**Material supplied**

§

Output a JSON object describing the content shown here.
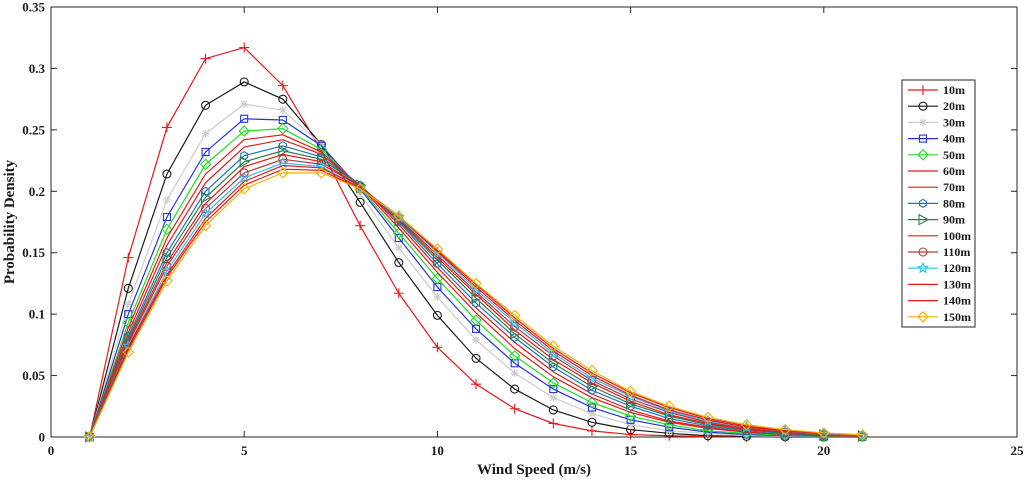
{
  "chart_data": {
    "type": "line",
    "xlabel": "Wind Speed (m/s)",
    "ylabel": "Probability Density",
    "xlim": [
      0,
      25
    ],
    "ylim": [
      0,
      0.35
    ],
    "xticks": [
      0,
      5,
      10,
      15,
      20,
      25
    ],
    "xtick_labels": [
      "0",
      "5",
      "10",
      "15",
      "20",
      "25"
    ],
    "yticks": [
      0,
      0.05,
      0.1,
      0.15,
      0.2,
      0.25,
      0.3,
      0.35
    ],
    "ytick_labels": [
      "0",
      "0.05",
      "0.1",
      "0.15",
      "0.2",
      "0.25",
      "0.3",
      "0.35"
    ],
    "grid": false,
    "legend_position": "right",
    "x": [
      1,
      2,
      3,
      4,
      5,
      6,
      7,
      8,
      9,
      10,
      11,
      12,
      13,
      14,
      15,
      16,
      17,
      18,
      19,
      20,
      21
    ],
    "series": [
      {
        "name": "10m",
        "color": "#e41a1c",
        "marker": "plus",
        "values": [
          0,
          0.146,
          0.252,
          0.308,
          0.317,
          0.286,
          0.233,
          0.172,
          0.117,
          0.073,
          0.043,
          0.023,
          0.011,
          0.005,
          0.002,
          0.001,
          0.0003,
          0.0001,
          0,
          0,
          0
        ]
      },
      {
        "name": "20m",
        "color": "#1a1a1a",
        "marker": "circle",
        "values": [
          0,
          0.121,
          0.214,
          0.27,
          0.289,
          0.275,
          0.238,
          0.191,
          0.142,
          0.099,
          0.064,
          0.039,
          0.022,
          0.012,
          0.006,
          0.003,
          0.001,
          0.0005,
          0.0002,
          0,
          0
        ]
      },
      {
        "name": "30m",
        "color": "#cccccc",
        "marker": "star",
        "values": [
          0,
          0.108,
          0.193,
          0.247,
          0.271,
          0.266,
          0.238,
          0.198,
          0.154,
          0.114,
          0.079,
          0.052,
          0.032,
          0.019,
          0.01,
          0.005,
          0.003,
          0.001,
          0.0006,
          0.0002,
          0.0001
        ]
      },
      {
        "name": "40m",
        "color": "#2233dd",
        "marker": "square",
        "values": [
          0,
          0.1,
          0.179,
          0.232,
          0.259,
          0.258,
          0.237,
          0.202,
          0.162,
          0.122,
          0.088,
          0.06,
          0.039,
          0.024,
          0.014,
          0.008,
          0.004,
          0.002,
          0.001,
          0.0004,
          0.0002
        ]
      },
      {
        "name": "50m",
        "color": "#22dd22",
        "marker": "diamond",
        "values": [
          0,
          0.093,
          0.169,
          0.222,
          0.249,
          0.251,
          0.234,
          0.203,
          0.166,
          0.129,
          0.095,
          0.066,
          0.044,
          0.028,
          0.017,
          0.01,
          0.005,
          0.003,
          0.0014,
          0.0007,
          0.0003
        ]
      },
      {
        "name": "60m",
        "color": "#e41a1c",
        "marker": "none",
        "values": [
          0,
          0.089,
          0.162,
          0.214,
          0.242,
          0.246,
          0.232,
          0.204,
          0.17,
          0.134,
          0.101,
          0.072,
          0.049,
          0.032,
          0.02,
          0.012,
          0.007,
          0.004,
          0.002,
          0.001,
          0.0004
        ]
      },
      {
        "name": "70m",
        "color": "#e41a1c",
        "marker": "none",
        "values": [
          0,
          0.085,
          0.156,
          0.207,
          0.236,
          0.242,
          0.23,
          0.205,
          0.173,
          0.138,
          0.105,
          0.077,
          0.053,
          0.035,
          0.022,
          0.013,
          0.008,
          0.004,
          0.002,
          0.001,
          0.0005
        ]
      },
      {
        "name": "80m",
        "color": "#1f77b4",
        "marker": "hexagon",
        "values": [
          0,
          0.082,
          0.15,
          0.2,
          0.229,
          0.237,
          0.228,
          0.205,
          0.175,
          0.141,
          0.109,
          0.081,
          0.057,
          0.038,
          0.025,
          0.015,
          0.009,
          0.005,
          0.003,
          0.0014,
          0.0007
        ]
      },
      {
        "name": "90m",
        "color": "#2e7d4f",
        "marker": "triangle-right",
        "values": [
          0,
          0.08,
          0.146,
          0.195,
          0.224,
          0.233,
          0.226,
          0.205,
          0.176,
          0.144,
          0.113,
          0.084,
          0.06,
          0.041,
          0.027,
          0.017,
          0.01,
          0.006,
          0.003,
          0.0016,
          0.0008
        ]
      },
      {
        "name": "100m",
        "color": "#e41a1c",
        "marker": "none",
        "values": [
          0,
          0.078,
          0.142,
          0.19,
          0.22,
          0.23,
          0.224,
          0.204,
          0.177,
          0.146,
          0.116,
          0.087,
          0.063,
          0.044,
          0.029,
          0.018,
          0.011,
          0.006,
          0.004,
          0.002,
          0.0009
        ]
      },
      {
        "name": "110m",
        "color": "#b03a3a",
        "marker": "circle",
        "values": [
          0,
          0.076,
          0.139,
          0.186,
          0.215,
          0.226,
          0.222,
          0.204,
          0.178,
          0.148,
          0.118,
          0.09,
          0.066,
          0.046,
          0.031,
          0.02,
          0.012,
          0.007,
          0.004,
          0.002,
          0.001
        ]
      },
      {
        "name": "120m",
        "color": "#33bbee",
        "marker": "pentagram",
        "values": [
          0,
          0.074,
          0.135,
          0.182,
          0.211,
          0.223,
          0.22,
          0.203,
          0.179,
          0.15,
          0.12,
          0.093,
          0.068,
          0.048,
          0.033,
          0.021,
          0.013,
          0.008,
          0.005,
          0.0025,
          0.0012
        ]
      },
      {
        "name": "130m",
        "color": "#e41a1c",
        "marker": "none",
        "values": [
          0,
          0.073,
          0.132,
          0.178,
          0.208,
          0.221,
          0.219,
          0.203,
          0.18,
          0.151,
          0.122,
          0.095,
          0.07,
          0.05,
          0.034,
          0.022,
          0.014,
          0.008,
          0.005,
          0.003,
          0.0013
        ]
      },
      {
        "name": "140m",
        "color": "#e41a1c",
        "marker": "none",
        "values": [
          0,
          0.071,
          0.13,
          0.175,
          0.205,
          0.218,
          0.217,
          0.202,
          0.18,
          0.152,
          0.124,
          0.097,
          0.072,
          0.052,
          0.036,
          0.024,
          0.015,
          0.009,
          0.005,
          0.003,
          0.0015
        ]
      },
      {
        "name": "150m",
        "color": "#f0b000",
        "marker": "diamond",
        "values": [
          0,
          0.069,
          0.127,
          0.172,
          0.202,
          0.215,
          0.215,
          0.202,
          0.18,
          0.153,
          0.125,
          0.099,
          0.074,
          0.054,
          0.037,
          0.025,
          0.016,
          0.01,
          0.006,
          0.0033,
          0.0017
        ]
      }
    ]
  }
}
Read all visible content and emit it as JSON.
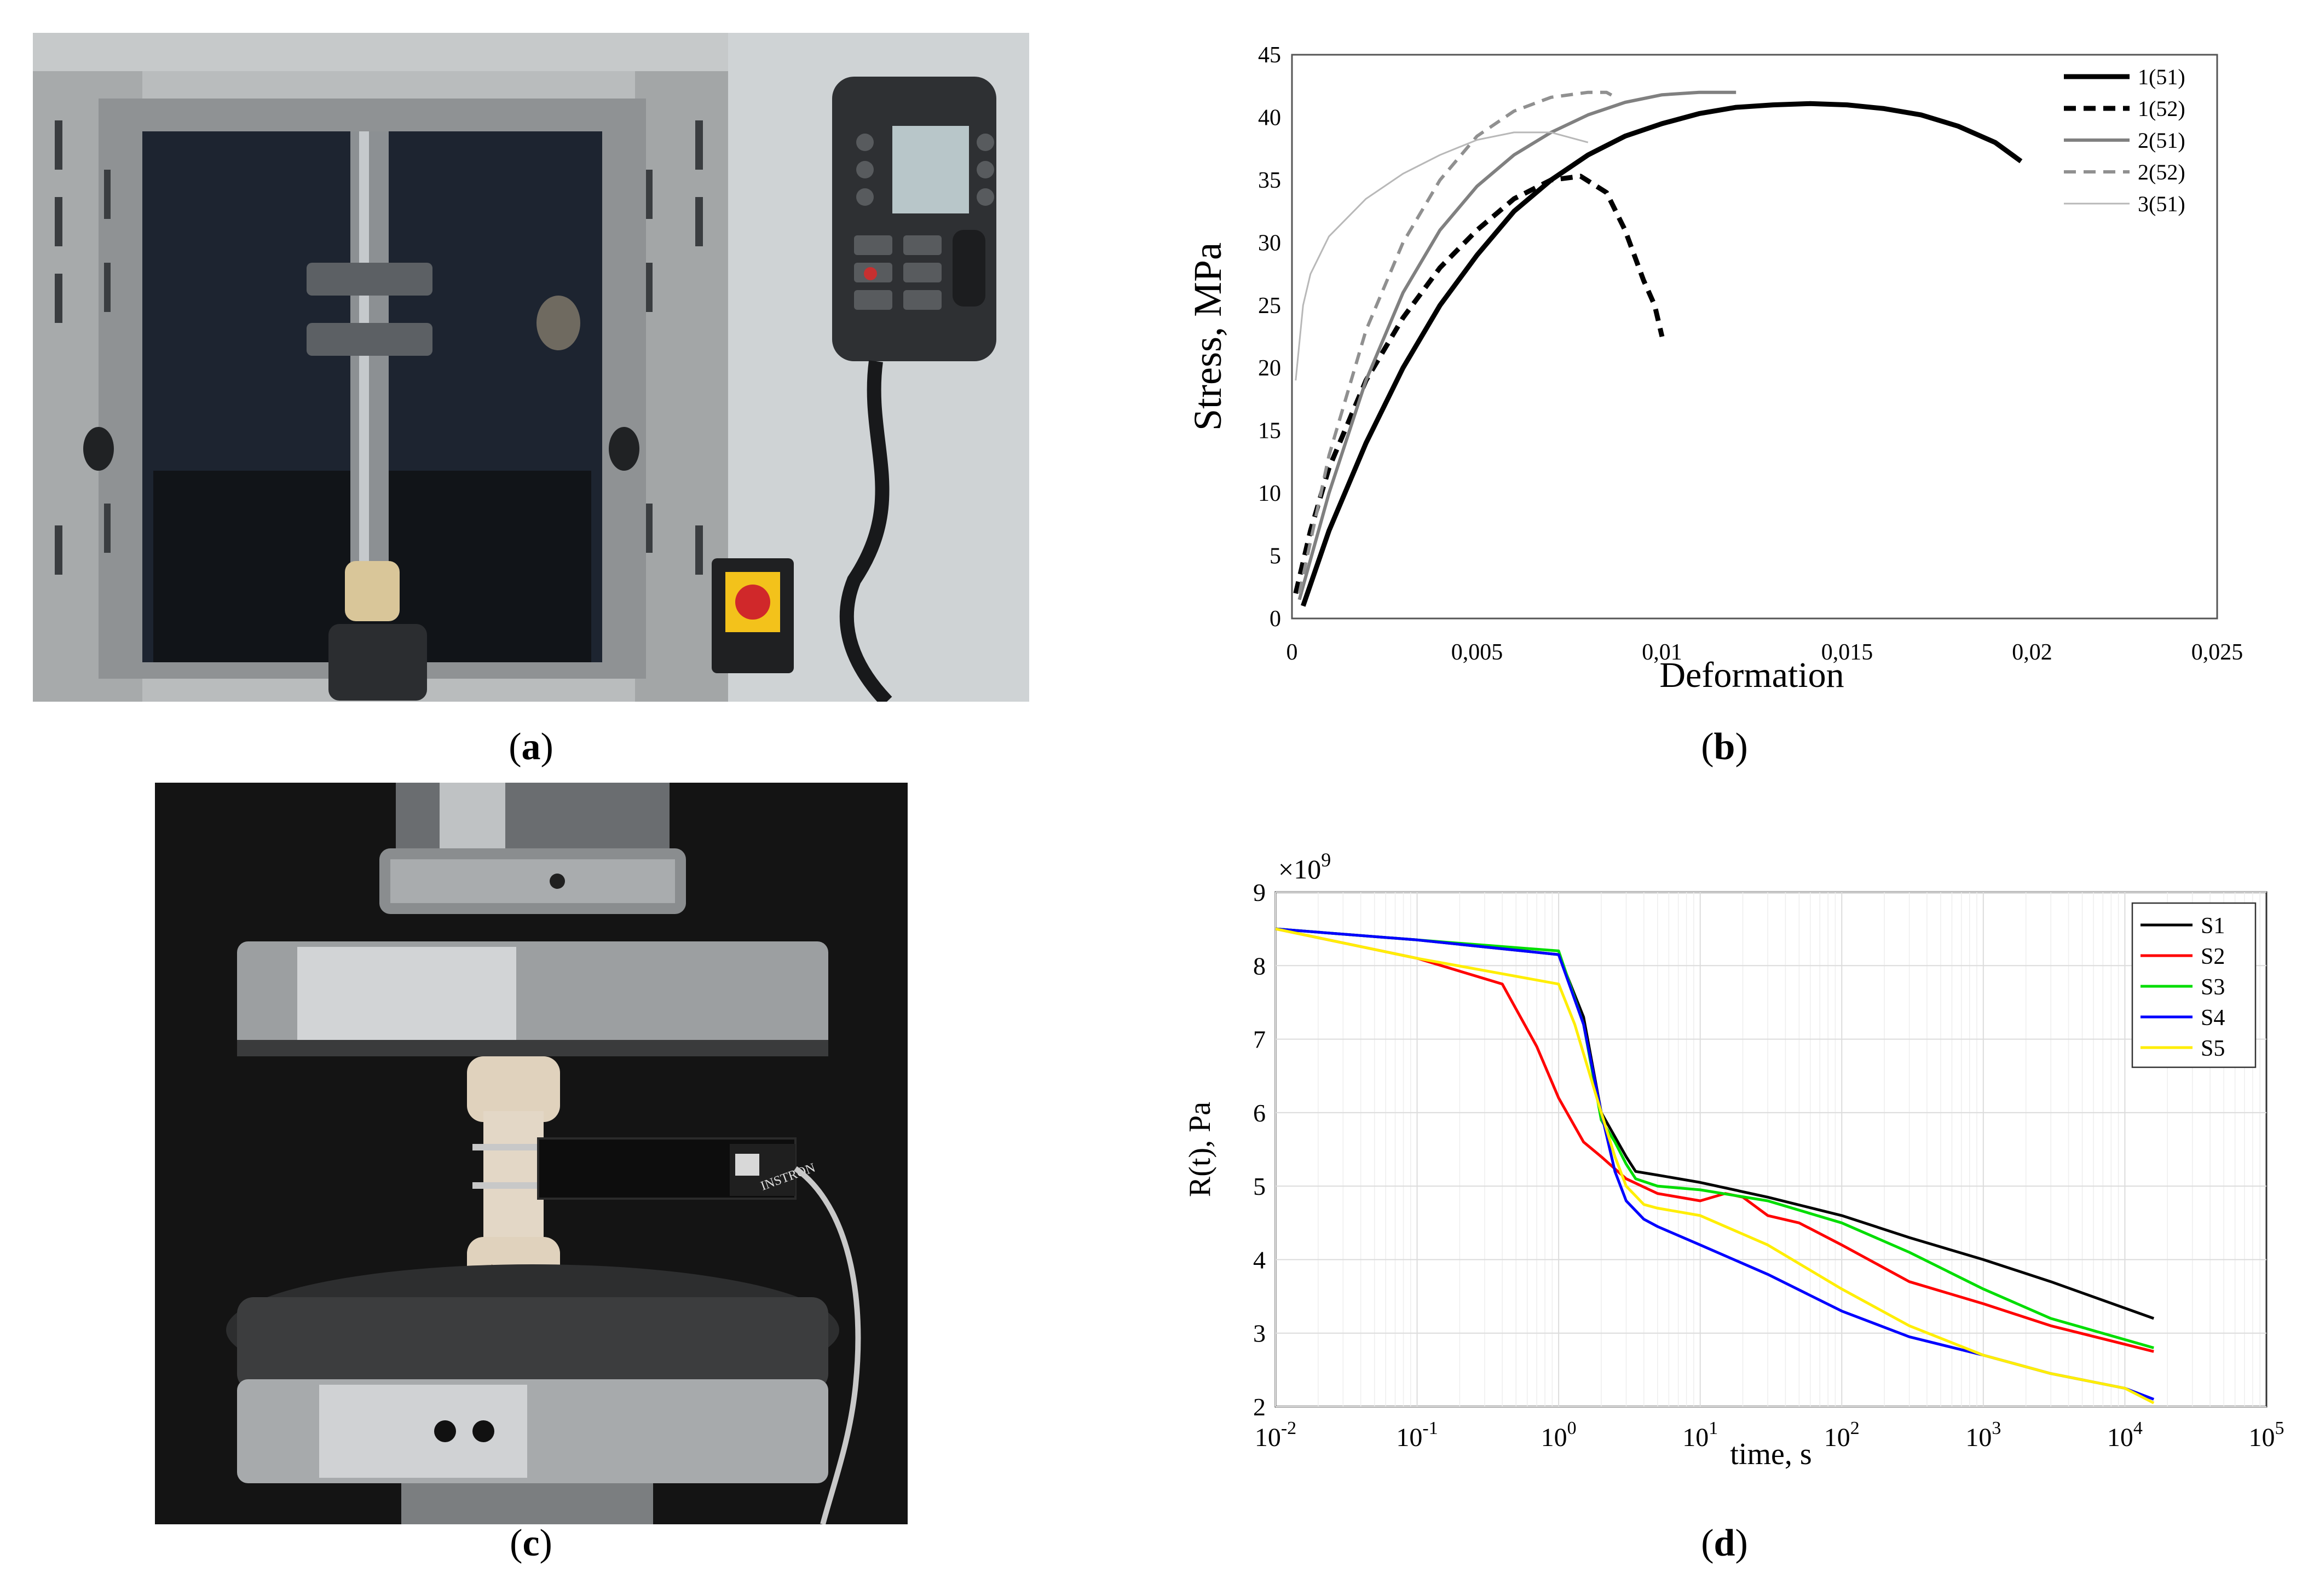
{
  "captions": {
    "a": {
      "open": "(",
      "letter": "a",
      "close": ")"
    },
    "b": {
      "open": "(",
      "letter": "b",
      "close": ")"
    },
    "c": {
      "open": "(",
      "letter": "c",
      "close": ")"
    },
    "d": {
      "open": "(",
      "letter": "d",
      "close": ")"
    }
  },
  "photo_c": {
    "extensometer_brand": "INSTRON"
  },
  "chart_data": [
    {
      "type": "line",
      "panel": "b",
      "title": "",
      "xlabel": "Deformation",
      "ylabel": "Stress, MPa",
      "xlim": [
        0,
        0.025
      ],
      "ylim": [
        0,
        45
      ],
      "xticks": [
        "0",
        "0,005",
        "0,01",
        "0,015",
        "0,02",
        "0,025"
      ],
      "yticks": [
        "0",
        "5",
        "10",
        "15",
        "20",
        "25",
        "30",
        "35",
        "40",
        "45"
      ],
      "grid": false,
      "legend_position": "top-right",
      "series": [
        {
          "name": "1(51)",
          "color": "#000000",
          "style": "solid-thick",
          "x": [
            0.0003,
            0.001,
            0.002,
            0.003,
            0.004,
            0.005,
            0.006,
            0.007,
            0.008,
            0.009,
            0.01,
            0.011,
            0.012,
            0.013,
            0.014,
            0.015,
            0.016,
            0.017,
            0.018,
            0.019,
            0.0197
          ],
          "y": [
            1,
            7,
            14,
            20,
            25,
            29,
            32.5,
            35,
            37,
            38.5,
            39.5,
            40.3,
            40.8,
            41,
            41.1,
            41,
            40.7,
            40.2,
            39.3,
            38,
            36.5
          ]
        },
        {
          "name": "1(52)",
          "color": "#000000",
          "style": "dashed-thick",
          "x": [
            0.0001,
            0.0005,
            0.001,
            0.002,
            0.003,
            0.004,
            0.005,
            0.006,
            0.007,
            0.0078,
            0.0085,
            0.009,
            0.0095,
            0.0098,
            0.01
          ],
          "y": [
            2,
            7,
            12,
            19,
            24,
            28,
            31,
            33.5,
            35,
            35.3,
            34,
            31,
            27,
            25,
            22.5
          ]
        },
        {
          "name": "2(51)",
          "color": "#808080",
          "style": "solid",
          "x": [
            0.0002,
            0.001,
            0.002,
            0.003,
            0.004,
            0.005,
            0.006,
            0.007,
            0.008,
            0.009,
            0.01,
            0.011,
            0.012
          ],
          "y": [
            1.5,
            10,
            19,
            26,
            31,
            34.5,
            37,
            38.8,
            40.2,
            41.2,
            41.8,
            42,
            42
          ]
        },
        {
          "name": "2(52)",
          "color": "#909090",
          "style": "dashed",
          "x": [
            0.0002,
            0.001,
            0.002,
            0.003,
            0.004,
            0.005,
            0.006,
            0.007,
            0.008,
            0.0085,
            0.0088
          ],
          "y": [
            2,
            13,
            23,
            30,
            35,
            38.5,
            40.5,
            41.6,
            42,
            42,
            41.5
          ]
        },
        {
          "name": "3(51)",
          "color": "#b8b8b8",
          "style": "solid-thin",
          "x": [
            0.0001,
            0.0003,
            0.0005,
            0.001,
            0.0015,
            0.002,
            0.003,
            0.004,
            0.005,
            0.006,
            0.007,
            0.008
          ],
          "y": [
            19,
            25,
            27.5,
            30.5,
            32,
            33.5,
            35.5,
            37,
            38.2,
            38.8,
            38.8,
            38
          ]
        }
      ]
    },
    {
      "type": "line",
      "panel": "d",
      "title": "",
      "xlabel": "time, s",
      "ylabel": "R(t), Pa",
      "x_scale": "log",
      "xlim": [
        0.01,
        100000
      ],
      "ylim": [
        2,
        9
      ],
      "y_multiplier": "×10",
      "y_multiplier_exp": "9",
      "xticks": [
        {
          "base": "10",
          "exp": "-2"
        },
        {
          "base": "10",
          "exp": "-1"
        },
        {
          "base": "10",
          "exp": "0"
        },
        {
          "base": "10",
          "exp": "1"
        },
        {
          "base": "10",
          "exp": "2"
        },
        {
          "base": "10",
          "exp": "3"
        },
        {
          "base": "10",
          "exp": "4"
        },
        {
          "base": "10",
          "exp": "5"
        }
      ],
      "yticks": [
        "2",
        "3",
        "4",
        "5",
        "6",
        "7",
        "8",
        "9"
      ],
      "grid": true,
      "legend_position": "top-right",
      "series": [
        {
          "name": "S1",
          "color": "#000000",
          "x": [
            0.01,
            0.1,
            1,
            1.5,
            2,
            3,
            3.5,
            5,
            10,
            30,
            100,
            300,
            1000,
            3000,
            16000
          ],
          "y": [
            8.5,
            8.35,
            8.15,
            7.3,
            6,
            5.4,
            5.2,
            5.15,
            5.05,
            4.85,
            4.6,
            4.3,
            4.0,
            3.7,
            3.2
          ]
        },
        {
          "name": "S2",
          "color": "#ff0000",
          "x": [
            0.01,
            0.1,
            0.4,
            0.7,
            1,
            1.5,
            2,
            3,
            5,
            10,
            15,
            20,
            30,
            50,
            100,
            300,
            1000,
            3000,
            16000
          ],
          "y": [
            8.5,
            8.1,
            7.75,
            6.9,
            6.2,
            5.6,
            5.4,
            5.1,
            4.9,
            4.8,
            4.9,
            4.85,
            4.6,
            4.5,
            4.2,
            3.7,
            3.4,
            3.1,
            2.75
          ]
        },
        {
          "name": "S3",
          "color": "#00dd00",
          "x": [
            0.01,
            0.1,
            1,
            1.5,
            2,
            2.5,
            3,
            3.5,
            5,
            10,
            30,
            100,
            300,
            1000,
            3000,
            16000
          ],
          "y": [
            8.5,
            8.35,
            8.2,
            7.2,
            5.9,
            5.6,
            5.3,
            5.1,
            5.0,
            4.95,
            4.8,
            4.5,
            4.1,
            3.6,
            3.2,
            2.8
          ]
        },
        {
          "name": "S4",
          "color": "#0000ff",
          "x": [
            0.01,
            0.1,
            1,
            1.5,
            2,
            2.5,
            3,
            4,
            5,
            10,
            30,
            100,
            300,
            1000,
            3000,
            10000,
            16000
          ],
          "y": [
            8.5,
            8.35,
            8.15,
            7.2,
            6.0,
            5.2,
            4.8,
            4.55,
            4.45,
            4.2,
            3.8,
            3.3,
            2.95,
            2.7,
            2.45,
            2.25,
            2.1
          ]
        },
        {
          "name": "S5",
          "color": "#ffee00",
          "x": [
            0.01,
            0.1,
            1,
            1.3,
            2,
            2.5,
            3,
            4,
            5,
            10,
            30,
            100,
            300,
            1000,
            3000,
            10000,
            16000
          ],
          "y": [
            8.5,
            8.1,
            7.75,
            7.2,
            6.0,
            5.4,
            5.0,
            4.75,
            4.7,
            4.6,
            4.2,
            3.6,
            3.1,
            2.7,
            2.45,
            2.25,
            2.05
          ]
        }
      ]
    }
  ]
}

§

**Required task**
Find all the lines containing "xlabel" in the material, then copy them.

**Answer to this task**
    "xlabel": "Wind Speed (m/s)",
      "xlabel": "Deformation",
      "xlabel": "time, s",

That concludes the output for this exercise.